§ **Set exercise**:
Pull out all lines from the listing below in which the word "County" appears.

§ **Structured figure records**:
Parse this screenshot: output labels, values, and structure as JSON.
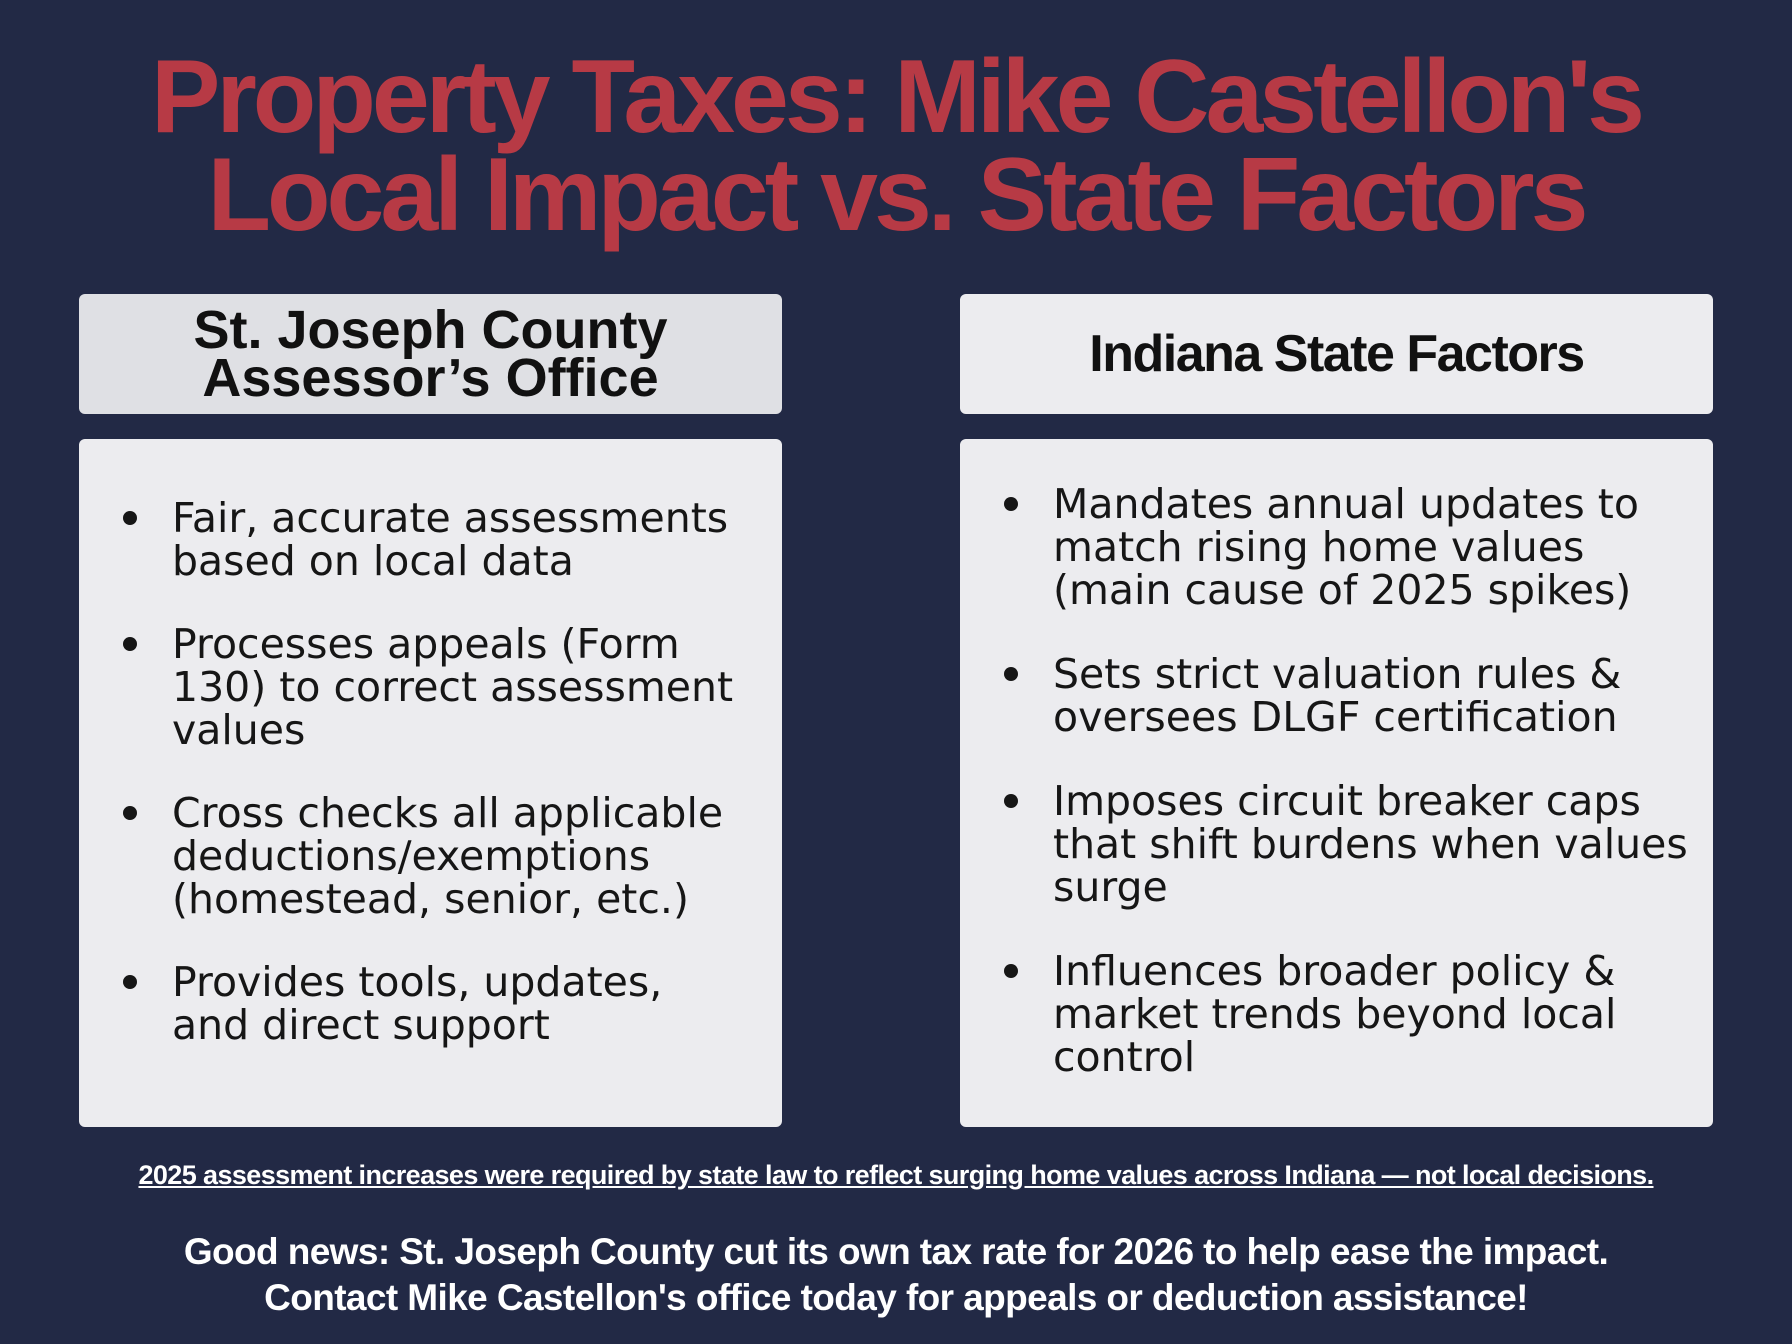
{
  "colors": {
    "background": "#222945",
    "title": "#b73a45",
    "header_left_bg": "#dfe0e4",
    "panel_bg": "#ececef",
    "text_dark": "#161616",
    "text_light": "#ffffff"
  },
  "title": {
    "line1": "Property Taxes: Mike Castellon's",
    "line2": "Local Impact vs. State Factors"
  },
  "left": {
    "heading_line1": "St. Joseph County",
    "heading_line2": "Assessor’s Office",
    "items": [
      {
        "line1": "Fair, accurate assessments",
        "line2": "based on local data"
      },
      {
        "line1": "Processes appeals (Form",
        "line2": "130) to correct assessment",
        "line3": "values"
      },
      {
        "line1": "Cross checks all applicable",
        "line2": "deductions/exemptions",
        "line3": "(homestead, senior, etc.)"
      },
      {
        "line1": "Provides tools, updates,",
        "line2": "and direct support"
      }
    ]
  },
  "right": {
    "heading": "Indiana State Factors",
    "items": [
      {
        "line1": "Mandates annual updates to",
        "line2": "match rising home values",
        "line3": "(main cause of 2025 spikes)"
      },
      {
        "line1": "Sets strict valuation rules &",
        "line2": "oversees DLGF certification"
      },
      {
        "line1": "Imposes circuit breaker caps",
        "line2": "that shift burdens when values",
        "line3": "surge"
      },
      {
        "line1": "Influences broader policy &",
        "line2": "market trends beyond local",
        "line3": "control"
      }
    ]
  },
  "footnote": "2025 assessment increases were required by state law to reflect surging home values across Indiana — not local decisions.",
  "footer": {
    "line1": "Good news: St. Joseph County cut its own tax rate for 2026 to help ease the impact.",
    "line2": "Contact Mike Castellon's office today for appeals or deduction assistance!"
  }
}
==
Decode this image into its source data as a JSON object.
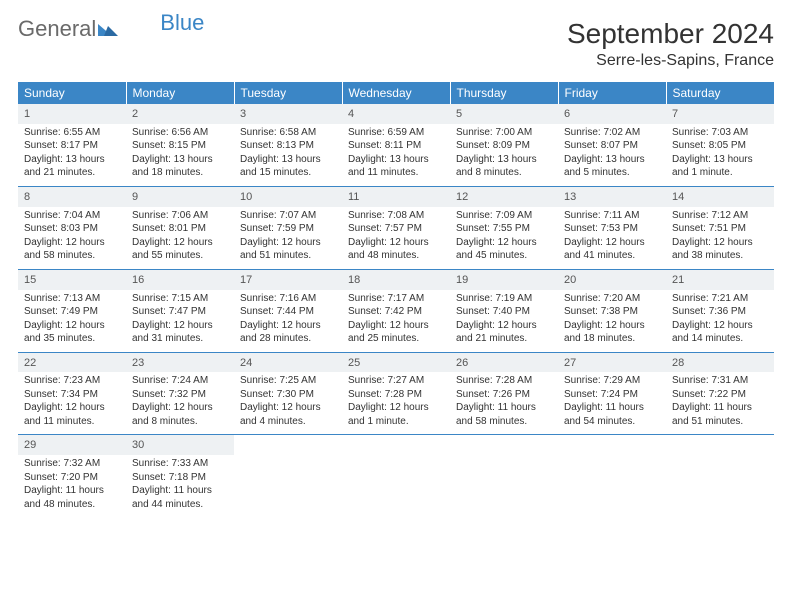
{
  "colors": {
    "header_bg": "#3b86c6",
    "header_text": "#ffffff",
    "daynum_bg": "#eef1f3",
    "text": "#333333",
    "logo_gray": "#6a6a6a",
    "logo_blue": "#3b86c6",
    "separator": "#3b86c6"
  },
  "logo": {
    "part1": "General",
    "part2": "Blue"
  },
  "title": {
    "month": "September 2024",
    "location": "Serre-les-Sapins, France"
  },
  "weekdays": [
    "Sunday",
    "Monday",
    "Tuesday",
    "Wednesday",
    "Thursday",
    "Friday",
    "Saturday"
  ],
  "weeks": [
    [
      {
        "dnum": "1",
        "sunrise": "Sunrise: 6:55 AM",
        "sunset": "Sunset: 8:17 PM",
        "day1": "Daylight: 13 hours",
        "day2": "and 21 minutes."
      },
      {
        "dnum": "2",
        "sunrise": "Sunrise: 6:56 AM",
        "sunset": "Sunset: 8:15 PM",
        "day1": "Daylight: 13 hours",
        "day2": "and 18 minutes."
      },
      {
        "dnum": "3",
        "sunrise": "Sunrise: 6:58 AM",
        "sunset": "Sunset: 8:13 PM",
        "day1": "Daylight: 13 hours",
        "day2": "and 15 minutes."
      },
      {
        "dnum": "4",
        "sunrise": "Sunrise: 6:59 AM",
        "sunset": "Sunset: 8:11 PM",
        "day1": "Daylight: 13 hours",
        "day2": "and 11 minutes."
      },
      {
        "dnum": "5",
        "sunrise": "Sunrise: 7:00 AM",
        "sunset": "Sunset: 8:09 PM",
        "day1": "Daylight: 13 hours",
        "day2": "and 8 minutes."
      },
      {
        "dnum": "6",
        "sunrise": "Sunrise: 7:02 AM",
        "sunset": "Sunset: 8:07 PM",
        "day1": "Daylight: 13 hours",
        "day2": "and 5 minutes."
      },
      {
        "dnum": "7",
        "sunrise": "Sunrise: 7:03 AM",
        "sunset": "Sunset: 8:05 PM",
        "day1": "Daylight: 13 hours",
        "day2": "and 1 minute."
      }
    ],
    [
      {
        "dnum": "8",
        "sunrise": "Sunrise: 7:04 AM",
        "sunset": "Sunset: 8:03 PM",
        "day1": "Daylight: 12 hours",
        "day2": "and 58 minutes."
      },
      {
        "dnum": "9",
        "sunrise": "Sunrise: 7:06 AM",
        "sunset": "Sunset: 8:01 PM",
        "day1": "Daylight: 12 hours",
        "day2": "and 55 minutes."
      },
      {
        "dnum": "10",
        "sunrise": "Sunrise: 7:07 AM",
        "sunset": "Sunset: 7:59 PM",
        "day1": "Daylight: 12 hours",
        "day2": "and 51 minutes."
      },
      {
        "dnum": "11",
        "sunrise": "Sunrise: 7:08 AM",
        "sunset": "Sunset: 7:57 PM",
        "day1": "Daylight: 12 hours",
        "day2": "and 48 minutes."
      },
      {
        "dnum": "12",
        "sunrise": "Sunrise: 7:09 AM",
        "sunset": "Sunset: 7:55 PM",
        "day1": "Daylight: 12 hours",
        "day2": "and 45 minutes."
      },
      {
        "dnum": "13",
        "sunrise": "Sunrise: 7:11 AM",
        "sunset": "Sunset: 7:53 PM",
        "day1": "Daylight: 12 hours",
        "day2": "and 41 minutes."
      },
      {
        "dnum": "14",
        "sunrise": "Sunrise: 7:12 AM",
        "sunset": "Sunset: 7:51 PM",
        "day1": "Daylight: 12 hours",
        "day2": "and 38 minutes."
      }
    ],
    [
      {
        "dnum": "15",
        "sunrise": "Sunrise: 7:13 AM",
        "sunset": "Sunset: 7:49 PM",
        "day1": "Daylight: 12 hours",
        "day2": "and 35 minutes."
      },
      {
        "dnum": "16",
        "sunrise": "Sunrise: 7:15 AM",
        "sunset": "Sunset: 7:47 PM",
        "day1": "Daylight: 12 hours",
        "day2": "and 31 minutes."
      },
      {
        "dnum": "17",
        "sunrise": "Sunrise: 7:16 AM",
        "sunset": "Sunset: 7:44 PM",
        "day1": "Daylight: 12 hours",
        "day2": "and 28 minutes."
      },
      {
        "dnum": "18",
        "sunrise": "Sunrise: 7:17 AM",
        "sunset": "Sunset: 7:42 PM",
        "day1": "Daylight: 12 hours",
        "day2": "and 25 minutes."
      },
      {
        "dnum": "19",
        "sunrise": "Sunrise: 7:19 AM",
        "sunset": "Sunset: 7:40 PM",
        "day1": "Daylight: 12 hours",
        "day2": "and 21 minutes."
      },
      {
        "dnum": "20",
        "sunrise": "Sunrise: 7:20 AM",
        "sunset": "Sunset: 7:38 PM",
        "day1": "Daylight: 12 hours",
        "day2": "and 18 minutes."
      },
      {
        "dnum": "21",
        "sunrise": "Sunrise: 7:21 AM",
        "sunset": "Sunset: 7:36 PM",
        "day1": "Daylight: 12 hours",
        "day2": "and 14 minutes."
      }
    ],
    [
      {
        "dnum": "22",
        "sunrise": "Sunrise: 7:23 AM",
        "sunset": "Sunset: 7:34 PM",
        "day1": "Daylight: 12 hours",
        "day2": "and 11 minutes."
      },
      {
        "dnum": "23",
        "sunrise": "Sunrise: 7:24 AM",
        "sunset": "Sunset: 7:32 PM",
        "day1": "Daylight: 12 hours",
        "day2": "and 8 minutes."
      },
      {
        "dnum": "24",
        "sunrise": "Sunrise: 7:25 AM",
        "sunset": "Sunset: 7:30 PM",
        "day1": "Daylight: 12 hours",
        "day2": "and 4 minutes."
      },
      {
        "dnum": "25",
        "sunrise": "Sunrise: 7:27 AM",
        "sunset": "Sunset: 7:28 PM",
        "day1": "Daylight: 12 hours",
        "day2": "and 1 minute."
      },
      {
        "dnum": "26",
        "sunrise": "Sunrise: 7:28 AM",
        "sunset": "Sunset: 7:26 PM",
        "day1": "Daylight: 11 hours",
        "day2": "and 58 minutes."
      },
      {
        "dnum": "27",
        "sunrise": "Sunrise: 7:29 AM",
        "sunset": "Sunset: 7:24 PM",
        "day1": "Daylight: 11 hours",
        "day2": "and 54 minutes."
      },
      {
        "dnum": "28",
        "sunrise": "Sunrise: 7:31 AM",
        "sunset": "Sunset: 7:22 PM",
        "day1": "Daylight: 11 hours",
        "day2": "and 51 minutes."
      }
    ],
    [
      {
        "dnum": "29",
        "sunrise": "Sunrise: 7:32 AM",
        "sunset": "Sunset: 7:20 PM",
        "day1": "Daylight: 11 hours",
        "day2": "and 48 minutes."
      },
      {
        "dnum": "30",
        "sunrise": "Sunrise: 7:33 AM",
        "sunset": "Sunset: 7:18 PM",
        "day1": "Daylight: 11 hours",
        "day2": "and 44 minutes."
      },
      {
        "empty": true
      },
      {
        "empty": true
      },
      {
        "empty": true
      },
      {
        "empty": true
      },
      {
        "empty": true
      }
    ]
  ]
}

§ **Finished answer**:
    "heading_line1": "St. Joseph County",
    "line1": "Good news: St. Joseph County cut its own tax rate for 2026 to help ease the impact.",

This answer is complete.